**Exercise aim**. Write only the number of lines in the records beneath that hold "объектами".

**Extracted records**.
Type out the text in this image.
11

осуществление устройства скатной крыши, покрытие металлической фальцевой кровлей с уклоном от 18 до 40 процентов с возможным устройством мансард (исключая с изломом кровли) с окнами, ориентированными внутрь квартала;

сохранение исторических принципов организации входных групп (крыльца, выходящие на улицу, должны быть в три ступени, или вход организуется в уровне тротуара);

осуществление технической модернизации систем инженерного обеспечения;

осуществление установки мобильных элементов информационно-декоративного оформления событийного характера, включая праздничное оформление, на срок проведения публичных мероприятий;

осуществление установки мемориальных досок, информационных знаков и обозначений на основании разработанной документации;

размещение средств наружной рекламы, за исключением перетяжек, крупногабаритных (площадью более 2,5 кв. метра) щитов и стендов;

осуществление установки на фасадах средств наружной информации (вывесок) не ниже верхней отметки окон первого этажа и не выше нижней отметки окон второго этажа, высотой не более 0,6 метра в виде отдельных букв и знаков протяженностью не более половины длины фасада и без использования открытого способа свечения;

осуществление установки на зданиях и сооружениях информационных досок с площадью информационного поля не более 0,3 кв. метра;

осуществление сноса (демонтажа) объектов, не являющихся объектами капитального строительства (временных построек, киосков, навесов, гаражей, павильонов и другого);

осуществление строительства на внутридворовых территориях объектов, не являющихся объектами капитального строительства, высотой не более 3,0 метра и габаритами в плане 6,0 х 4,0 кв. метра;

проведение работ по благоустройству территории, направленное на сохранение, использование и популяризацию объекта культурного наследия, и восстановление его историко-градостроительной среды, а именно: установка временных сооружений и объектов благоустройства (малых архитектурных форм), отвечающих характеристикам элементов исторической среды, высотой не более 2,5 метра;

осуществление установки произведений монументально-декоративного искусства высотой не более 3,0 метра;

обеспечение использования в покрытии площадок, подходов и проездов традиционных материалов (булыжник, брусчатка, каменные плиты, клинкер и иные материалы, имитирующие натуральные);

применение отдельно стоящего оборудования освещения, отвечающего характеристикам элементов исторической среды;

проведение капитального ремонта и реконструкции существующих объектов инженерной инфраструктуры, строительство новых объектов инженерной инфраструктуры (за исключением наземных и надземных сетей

**Answer to the problem**. 2